[Begin Records for the exercise]

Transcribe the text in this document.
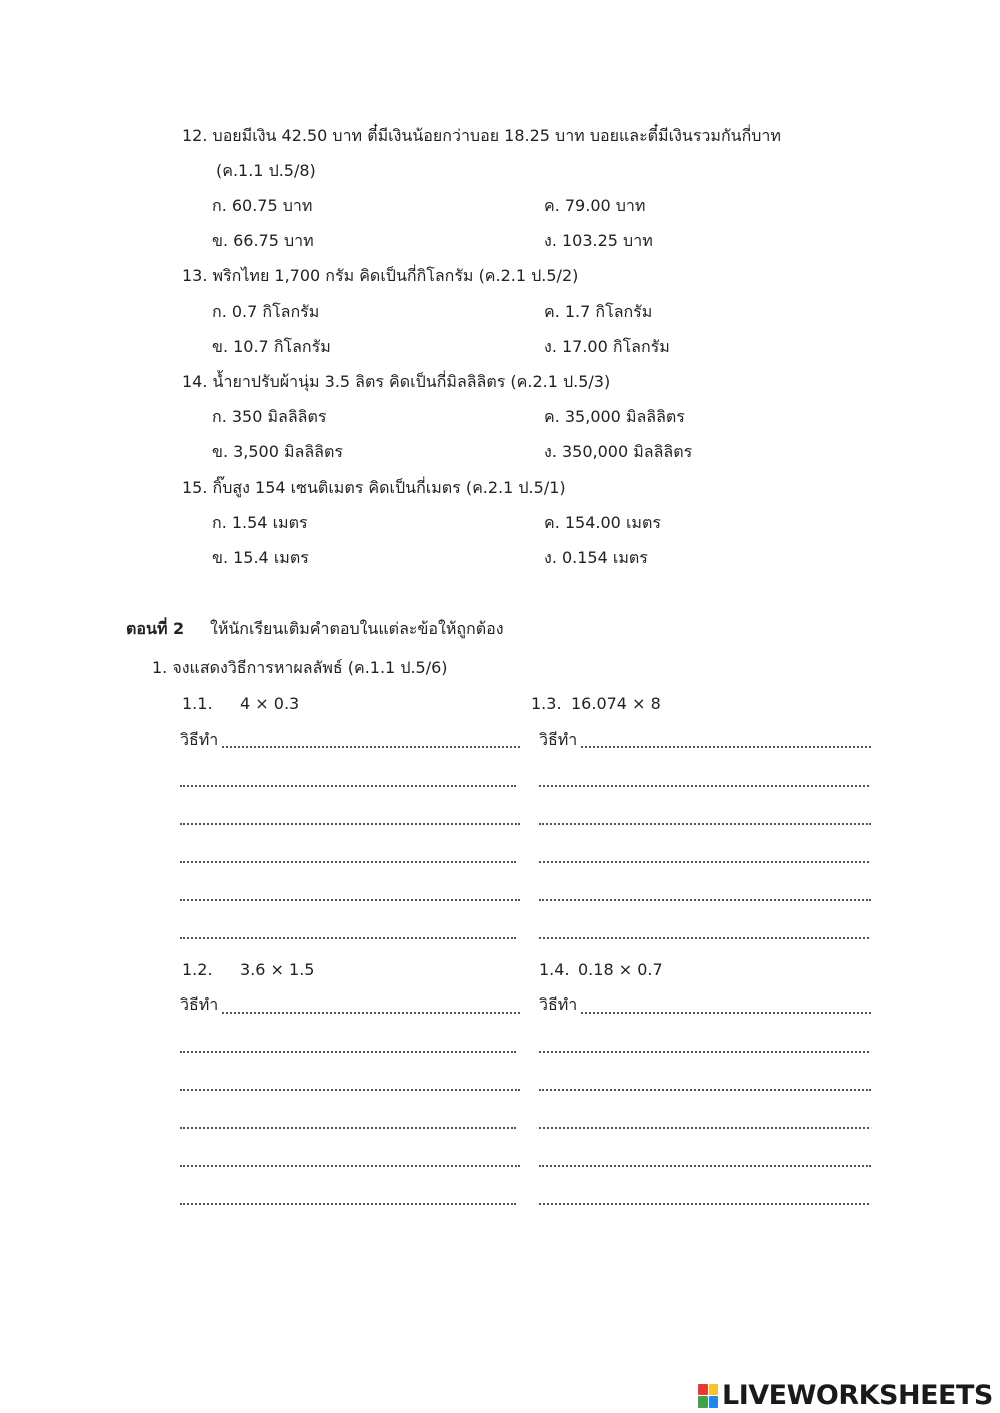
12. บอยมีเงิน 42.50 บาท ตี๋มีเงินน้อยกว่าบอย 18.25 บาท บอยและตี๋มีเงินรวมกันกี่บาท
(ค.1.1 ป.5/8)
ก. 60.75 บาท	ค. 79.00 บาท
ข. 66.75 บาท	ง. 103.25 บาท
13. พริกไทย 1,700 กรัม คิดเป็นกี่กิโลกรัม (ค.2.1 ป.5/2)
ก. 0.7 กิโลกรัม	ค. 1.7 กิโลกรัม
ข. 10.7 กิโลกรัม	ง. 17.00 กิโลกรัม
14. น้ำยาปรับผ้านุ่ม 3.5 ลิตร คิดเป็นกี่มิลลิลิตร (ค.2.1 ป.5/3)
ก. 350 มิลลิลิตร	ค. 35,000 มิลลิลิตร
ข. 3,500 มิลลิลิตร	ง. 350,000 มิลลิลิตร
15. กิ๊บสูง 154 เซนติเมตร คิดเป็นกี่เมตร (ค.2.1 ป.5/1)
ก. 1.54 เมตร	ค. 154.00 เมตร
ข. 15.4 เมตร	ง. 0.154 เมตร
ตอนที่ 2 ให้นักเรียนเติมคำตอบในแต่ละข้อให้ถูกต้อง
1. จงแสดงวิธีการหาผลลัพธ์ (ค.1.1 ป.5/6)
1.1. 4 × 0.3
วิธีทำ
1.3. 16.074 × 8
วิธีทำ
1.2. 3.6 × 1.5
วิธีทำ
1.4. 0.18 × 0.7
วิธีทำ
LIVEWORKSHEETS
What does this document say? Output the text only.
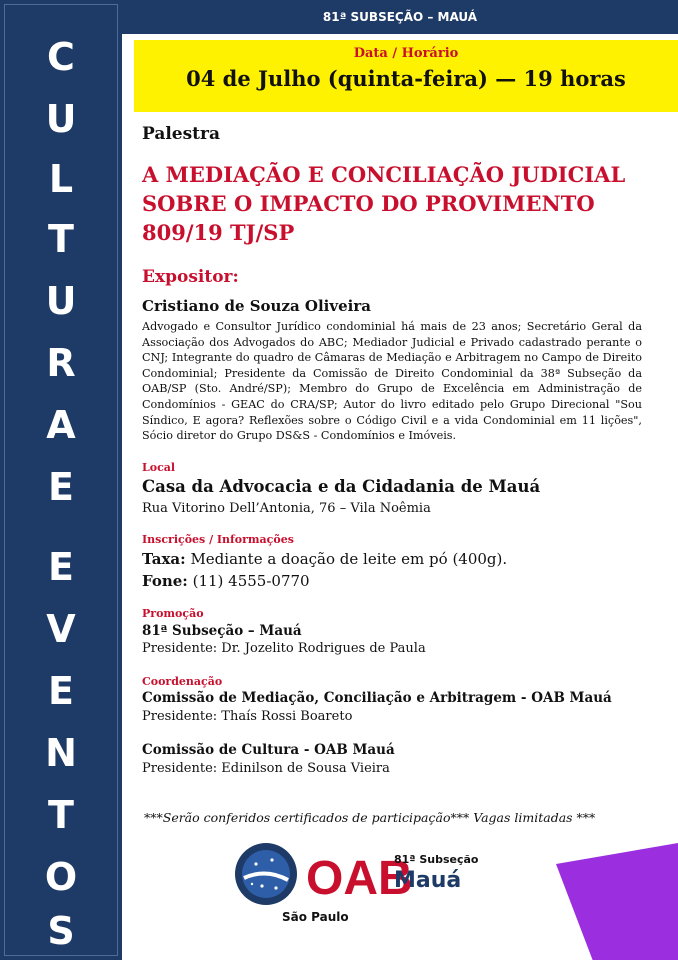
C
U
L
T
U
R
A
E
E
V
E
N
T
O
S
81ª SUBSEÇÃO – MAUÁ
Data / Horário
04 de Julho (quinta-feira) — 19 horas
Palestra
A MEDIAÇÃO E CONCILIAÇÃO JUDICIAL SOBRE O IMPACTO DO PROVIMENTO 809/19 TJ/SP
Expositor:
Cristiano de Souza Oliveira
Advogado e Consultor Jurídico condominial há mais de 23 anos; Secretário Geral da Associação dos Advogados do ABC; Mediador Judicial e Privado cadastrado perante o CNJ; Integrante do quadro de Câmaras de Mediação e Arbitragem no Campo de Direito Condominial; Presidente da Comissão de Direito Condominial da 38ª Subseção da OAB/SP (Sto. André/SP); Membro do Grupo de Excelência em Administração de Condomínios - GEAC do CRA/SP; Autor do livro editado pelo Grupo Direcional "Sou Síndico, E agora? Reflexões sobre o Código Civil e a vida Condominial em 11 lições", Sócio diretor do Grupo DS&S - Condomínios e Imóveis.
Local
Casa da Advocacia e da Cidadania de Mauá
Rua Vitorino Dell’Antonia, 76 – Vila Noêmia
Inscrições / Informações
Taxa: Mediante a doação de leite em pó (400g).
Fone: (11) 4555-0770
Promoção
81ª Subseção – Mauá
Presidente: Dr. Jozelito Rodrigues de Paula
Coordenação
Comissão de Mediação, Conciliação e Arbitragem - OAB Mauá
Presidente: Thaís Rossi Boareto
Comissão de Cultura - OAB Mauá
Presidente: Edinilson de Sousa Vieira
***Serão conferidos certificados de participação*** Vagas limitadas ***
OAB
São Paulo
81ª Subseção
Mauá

[End Records for the exercise]

• **Your instructions**
Quote precisely the lines of the data from the line containing "What does this" through its final line, both included, excluding pictures.

• **Exercise answer**
What does this document say? Output the text only.
C
U
L
T
U
R
A
E
E
V
E
N
T
O
S
81ª SUBSEÇÃO – MAUÁ
Data / Horário
04 de Julho (quinta-feira) — 19 horas
Palestra
A MEDIAÇÃO E CONCILIAÇÃO JUDICIAL SOBRE O IMPACTO DO PROVIMENTO 809/19 TJ/SP
Expositor:
Cristiano de Souza Oliveira
Advogado e Consultor Jurídico condominial há mais de 23 anos; Secretário Geral da Associação dos Advogados do ABC; Mediador Judicial e Privado cadastrado perante o CNJ; Integrante do quadro de Câmaras de Mediação e Arbitragem no Campo de Direito Condominial; Presidente da Comissão de Direito Condominial da 38ª Subseção da OAB/SP (Sto. André/SP); Membro do Grupo de Excelência em Administração de Condomínios - GEAC do CRA/SP; Autor do livro editado pelo Grupo Direcional "Sou Síndico, E agora? Reflexões sobre o Código Civil e a vida Condominial em 11 lições", Sócio diretor do Grupo DS&S - Condomínios e Imóveis.
Local
Casa da Advocacia e da Cidadania de Mauá
Rua Vitorino Dell’Antonia, 76 – Vila Noêmia
Inscrições / Informações
Taxa: Mediante a doação de leite em pó (400g).
Fone: (11) 4555-0770
Promoção
81ª Subseção – Mauá
Presidente: Dr. Jozelito Rodrigues de Paula
Coordenação
Comissão de Mediação, Conciliação e Arbitragem - OAB Mauá
Presidente: Thaís Rossi Boareto
Comissão de Cultura - OAB Mauá
Presidente: Edinilson de Sousa Vieira
***Serão conferidos certificados de participação*** Vagas limitadas ***
OAB
São Paulo
81ª Subseção
Mauá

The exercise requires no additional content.